● **What the exercise asks**:
Give back every line exactly as it appears, pictures excluded.

======== Data listing ========

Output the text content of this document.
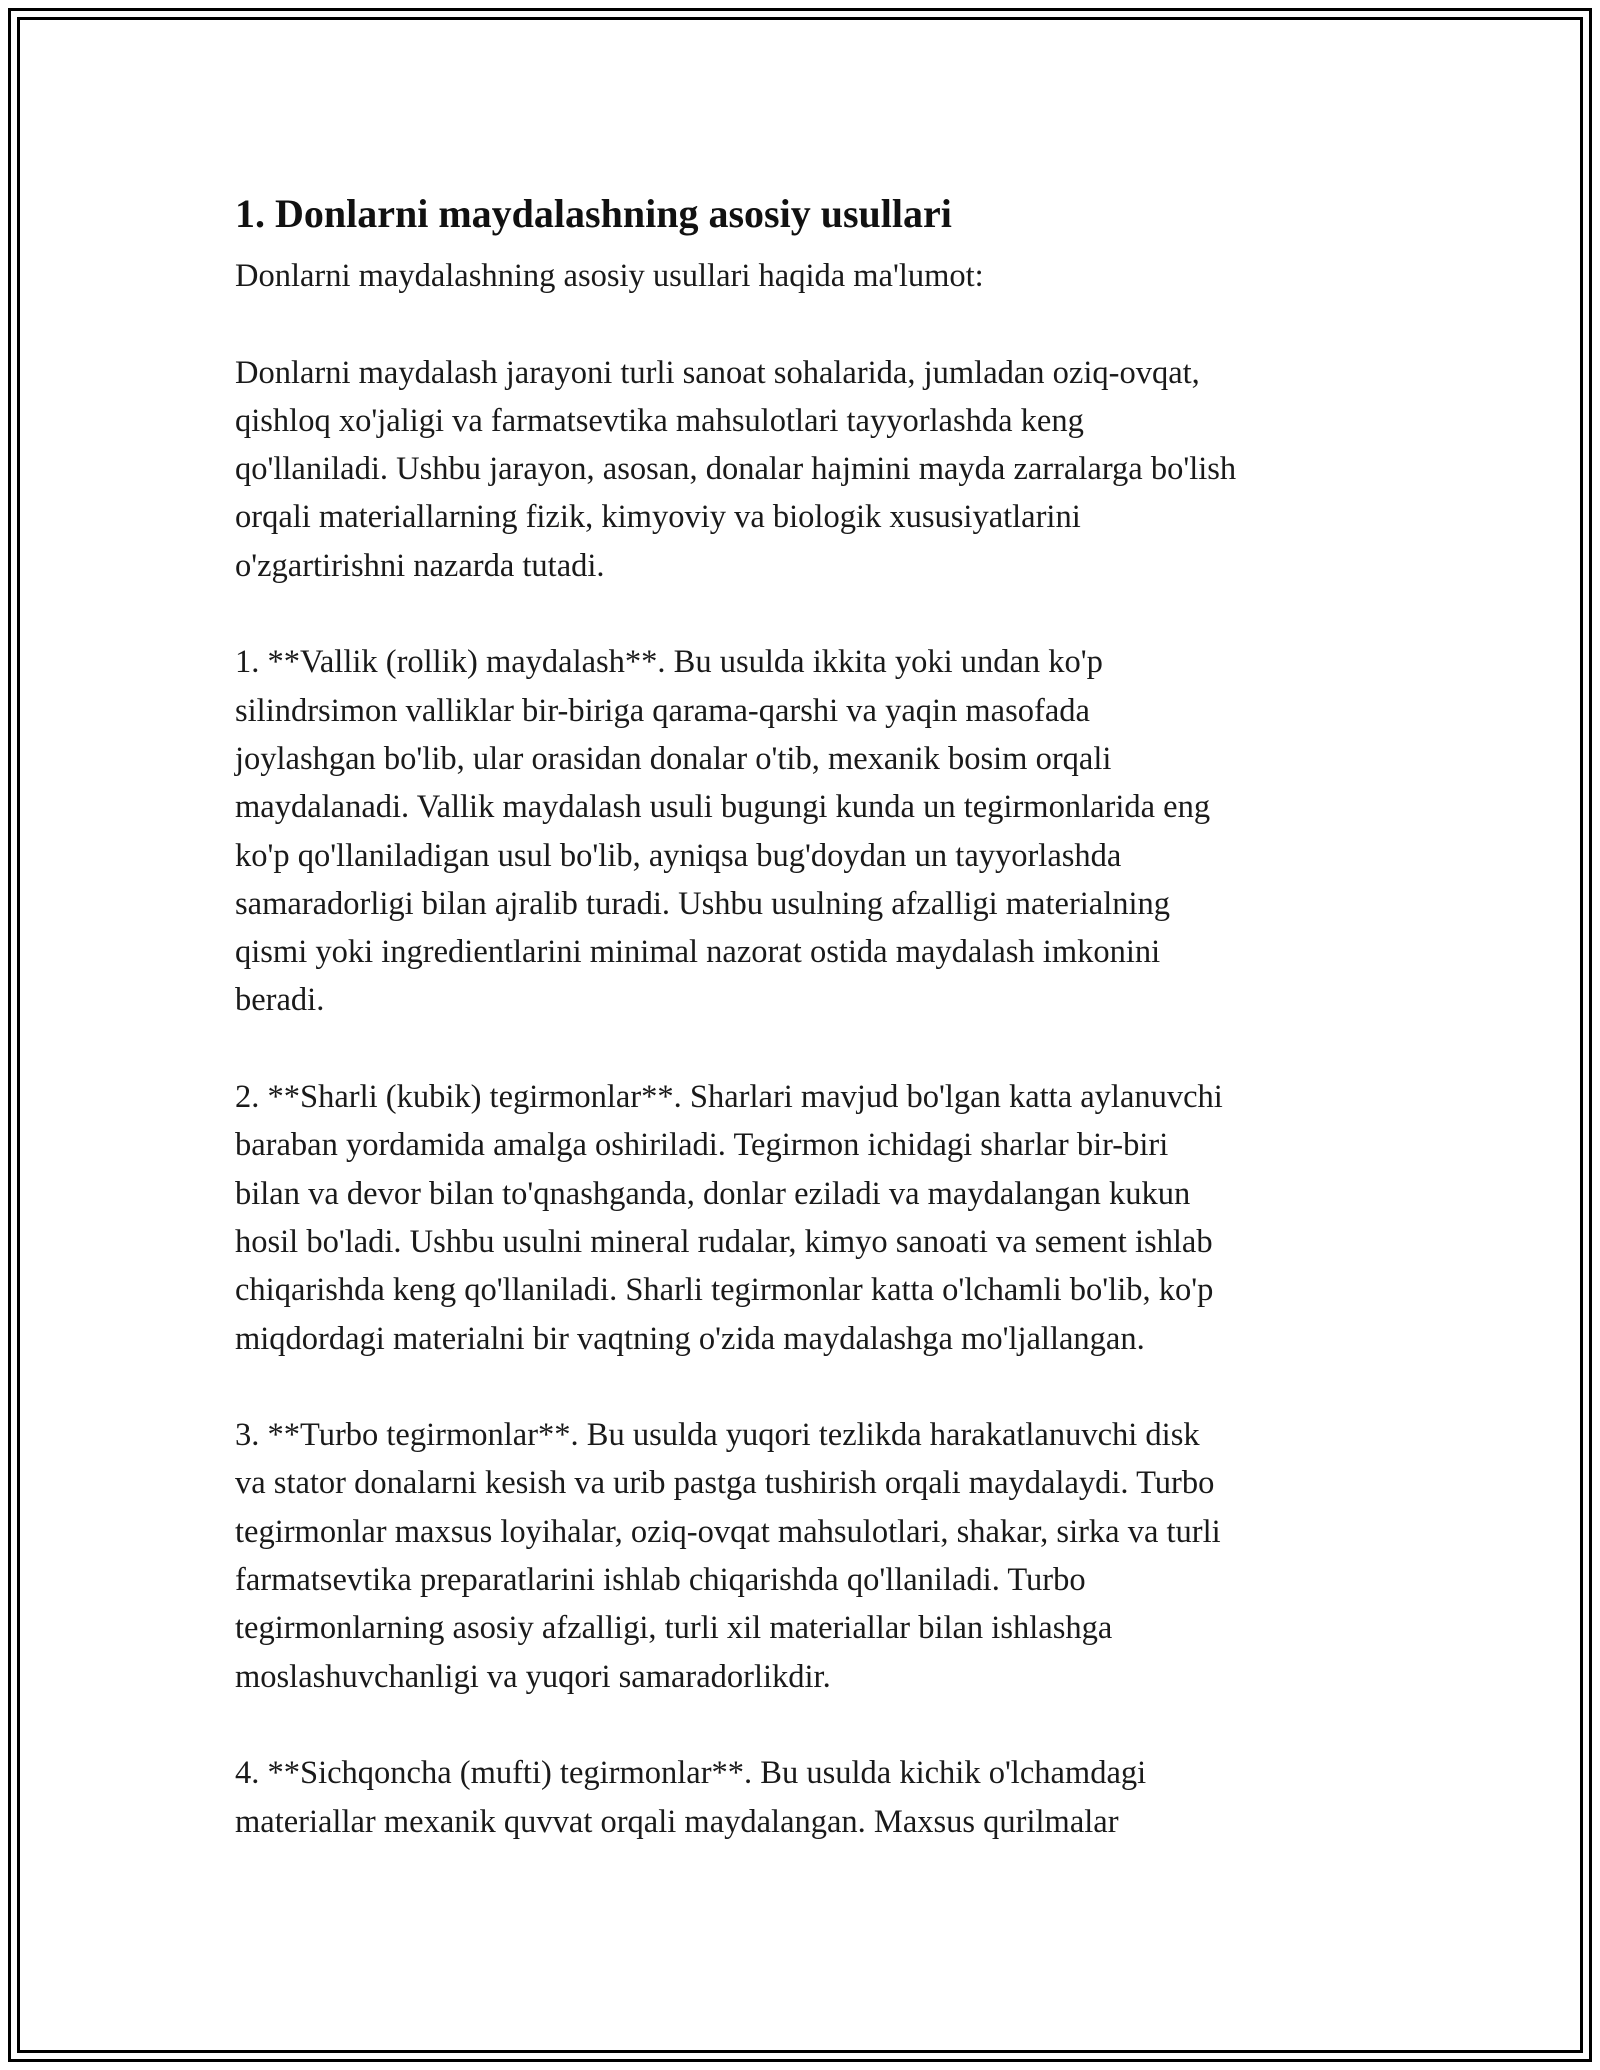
1. Donlarni maydalashning asosiy usullari
Donlarni maydalashning asosiy usullari haqida ma'lumot:
Donlarni maydalash jarayoni turli sanoat sohalarida, jumladan oziq-ovqat,
qishloq xo'jaligi va farmatsevtika mahsulotlari tayyorlashda keng
qo'llaniladi. Ushbu jarayon, asosan, donalar hajmini mayda zarralarga bo'lish
orqali materiallarning fizik, kimyoviy va biologik xususiyatlarini
o'zgartirishni nazarda tutadi.
1. **Vallik (rollik) maydalash**. Bu usulda ikkita yoki undan ko'p
silindrsimon valliklar bir-biriga qarama-qarshi va yaqin masofada
joylashgan bo'lib, ular orasidan donalar o'tib, mexanik bosim orqali
maydalanadi. Vallik maydalash usuli bugungi kunda un tegirmonlarida eng
ko'p qo'llaniladigan usul bo'lib, ayniqsa bug'doydan un tayyorlashda
samaradorligi bilan ajralib turadi. Ushbu usulning afzalligi materialning
qismi yoki ingredientlarini minimal nazorat ostida maydalash imkonini
beradi.
2. **Sharli (kubik) tegirmonlar**. Sharlari mavjud bo'lgan katta aylanuvchi
baraban yordamida amalga oshiriladi. Tegirmon ichidagi sharlar bir-biri
bilan va devor bilan to'qnashganda, donlar eziladi va maydalangan kukun
hosil bo'ladi. Ushbu usulni mineral rudalar, kimyo sanoati va sement ishlab
chiqarishda keng qo'llaniladi. Sharli tegirmonlar katta o'lchamli bo'lib, ko'p
miqdordagi materialni bir vaqtning o'zida maydalashga mo'ljallangan.
3. **Turbo tegirmonlar**. Bu usulda yuqori tezlikda harakatlanuvchi disk
va stator donalarni kesish va urib pastga tushirish orqali maydalaydi. Turbo
tegirmonlar maxsus loyihalar, oziq-ovqat mahsulotlari, shakar, sirka va turli
farmatsevtika preparatlarini ishlab chiqarishda qo'llaniladi. Turbo
tegirmonlarning asosiy afzalligi, turli xil materiallar bilan ishlashga
moslashuvchanligi va yuqori samaradorlikdir.
4. **Sichqoncha (mufti) tegirmonlar**. Bu usulda kichik o'lchamdagi
materiallar mexanik quvvat orqali maydalangan. Maxsus qurilmalar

========

● **Task output**:
Output the text content of this document.
1. Donlarni maydalashning asosiy usullari
Donlarni maydalashning asosiy usullari haqida ma'lumot:
Donlarni maydalash jarayoni turli sanoat sohalarida, jumladan oziq-ovqat,
qishloq xo'jaligi va farmatsevtika mahsulotlari tayyorlashda keng
qo'llaniladi. Ushbu jarayon, asosan, donalar hajmini mayda zarralarga bo'lish
orqali materiallarning fizik, kimyoviy va biologik xususiyatlarini
o'zgartirishni nazarda tutadi.
1. **Vallik (rollik) maydalash**. Bu usulda ikkita yoki undan ko'p
silindrsimon valliklar bir-biriga qarama-qarshi va yaqin masofada
joylashgan bo'lib, ular orasidan donalar o'tib, mexanik bosim orqali
maydalanadi. Vallik maydalash usuli bugungi kunda un tegirmonlarida eng
ko'p qo'llaniladigan usul bo'lib, ayniqsa bug'doydan un tayyorlashda
samaradorligi bilan ajralib turadi. Ushbu usulning afzalligi materialning
qismi yoki ingredientlarini minimal nazorat ostida maydalash imkonini
beradi.
2. **Sharli (kubik) tegirmonlar**. Sharlari mavjud bo'lgan katta aylanuvchi
baraban yordamida amalga oshiriladi. Tegirmon ichidagi sharlar bir-biri
bilan va devor bilan to'qnashganda, donlar eziladi va maydalangan kukun
hosil bo'ladi. Ushbu usulni mineral rudalar, kimyo sanoati va sement ishlab
chiqarishda keng qo'llaniladi. Sharli tegirmonlar katta o'lchamli bo'lib, ko'p
miqdordagi materialni bir vaqtning o'zida maydalashga mo'ljallangan.
3. **Turbo tegirmonlar**. Bu usulda yuqori tezlikda harakatlanuvchi disk
va stator donalarni kesish va urib pastga tushirish orqali maydalaydi. Turbo
tegirmonlar maxsus loyihalar, oziq-ovqat mahsulotlari, shakar, sirka va turli
farmatsevtika preparatlarini ishlab chiqarishda qo'llaniladi. Turbo
tegirmonlarning asosiy afzalligi, turli xil materiallar bilan ishlashga
moslashuvchanligi va yuqori samaradorlikdir.
4. **Sichqoncha (mufti) tegirmonlar**. Bu usulda kichik o'lchamdagi
materiallar mexanik quvvat orqali maydalangan. Maxsus qurilmalar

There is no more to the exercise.